Lay out the rows below as a numbered list, leaving out any blank lines.

◆ Layout coordinate data ◆

** start **

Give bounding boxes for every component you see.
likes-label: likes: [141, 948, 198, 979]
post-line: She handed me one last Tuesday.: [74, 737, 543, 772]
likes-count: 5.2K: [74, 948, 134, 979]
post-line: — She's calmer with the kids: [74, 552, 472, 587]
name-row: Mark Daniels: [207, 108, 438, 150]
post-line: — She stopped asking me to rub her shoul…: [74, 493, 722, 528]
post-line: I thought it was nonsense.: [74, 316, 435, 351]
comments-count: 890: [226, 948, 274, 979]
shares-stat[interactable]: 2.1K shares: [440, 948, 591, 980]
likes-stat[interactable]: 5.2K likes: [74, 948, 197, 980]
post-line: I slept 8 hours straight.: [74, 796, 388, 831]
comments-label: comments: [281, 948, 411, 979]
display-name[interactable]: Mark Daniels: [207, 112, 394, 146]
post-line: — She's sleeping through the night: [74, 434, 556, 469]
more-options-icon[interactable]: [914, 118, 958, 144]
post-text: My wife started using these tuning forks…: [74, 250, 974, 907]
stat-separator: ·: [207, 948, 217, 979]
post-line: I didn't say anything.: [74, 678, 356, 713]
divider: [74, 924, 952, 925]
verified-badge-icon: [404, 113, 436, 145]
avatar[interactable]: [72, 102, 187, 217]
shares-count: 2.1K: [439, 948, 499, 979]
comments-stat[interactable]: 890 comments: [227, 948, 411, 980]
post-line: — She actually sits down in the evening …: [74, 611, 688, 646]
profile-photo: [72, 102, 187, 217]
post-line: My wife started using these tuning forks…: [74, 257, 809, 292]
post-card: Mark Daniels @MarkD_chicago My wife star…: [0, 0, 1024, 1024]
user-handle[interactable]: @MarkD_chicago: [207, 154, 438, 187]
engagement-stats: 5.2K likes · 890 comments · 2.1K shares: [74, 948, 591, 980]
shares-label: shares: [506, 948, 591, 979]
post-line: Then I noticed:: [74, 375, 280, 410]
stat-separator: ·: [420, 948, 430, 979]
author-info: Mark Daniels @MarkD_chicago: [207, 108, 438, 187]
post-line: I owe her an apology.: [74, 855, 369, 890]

** end **

◆ Written response ◆
1. Give bounding boxes for every component you see.
2. likes-label: likes: [141, 948, 198, 979]
3. post-line: She handed me one last Tuesday.: [74, 737, 543, 772]
4. likes-count: 5.2K: [74, 948, 134, 979]
5. post-line: — She's calmer with the kids: [74, 552, 472, 587]
6. name-row: Mark Daniels: [207, 108, 438, 150]
7. post-line: — She stopped asking me to rub her shoul…: [74, 493, 722, 528]
8. post-line: I thought it was nonsense.: [74, 316, 435, 351]
9. comments-count: 890: [226, 948, 274, 979]
10. shares-stat[interactable]: 2.1K shares: [440, 948, 591, 980]
11. likes-stat[interactable]: 5.2K likes: [74, 948, 197, 980]
12. post-line: I slept 8 hours straight.: [74, 796, 388, 831]
13. comments-label: comments: [281, 948, 411, 979]
14. display-name[interactable]: Mark Daniels: [207, 112, 394, 146]
15. post-line: — She's sleeping through the night: [74, 434, 556, 469]
16. more-options-icon[interactable]: [914, 118, 958, 144]
17. post-text: My wife started using these tuning forks…: [74, 250, 974, 907]
18. stat-separator: ·: [207, 948, 217, 979]
19. post-line: I didn't say anything.: [74, 678, 356, 713]
20. divider: [74, 924, 952, 925]
21. verified-badge-icon: [404, 113, 436, 145]
22. avatar[interactable]: [72, 102, 187, 217]
23. shares-count: 2.1K: [439, 948, 499, 979]
24. comments-stat[interactable]: 890 comments: [227, 948, 411, 980]
25. post-line: — She actually sits down in the evening …: [74, 611, 688, 646]
26. profile-photo: [72, 102, 187, 217]
27. post-line: My wife started using these tuning forks…: [74, 257, 809, 292]
28. post-card: Mark Daniels @MarkD_chicago My wife star…: [0, 0, 1024, 1024]
29. user-handle[interactable]: @MarkD_chicago: [207, 154, 438, 187]
30. engagement-stats: 5.2K likes · 890 comments · 2.1K shares: [74, 948, 591, 980]
31. shares-label: shares: [506, 948, 591, 979]
32. post-line: Then I noticed:: [74, 375, 280, 410]
33. stat-separator: ·: [420, 948, 430, 979]
34. author-info: Mark Daniels @MarkD_chicago: [207, 108, 438, 187]
35. post-line: I owe her an apology.: [74, 855, 369, 890]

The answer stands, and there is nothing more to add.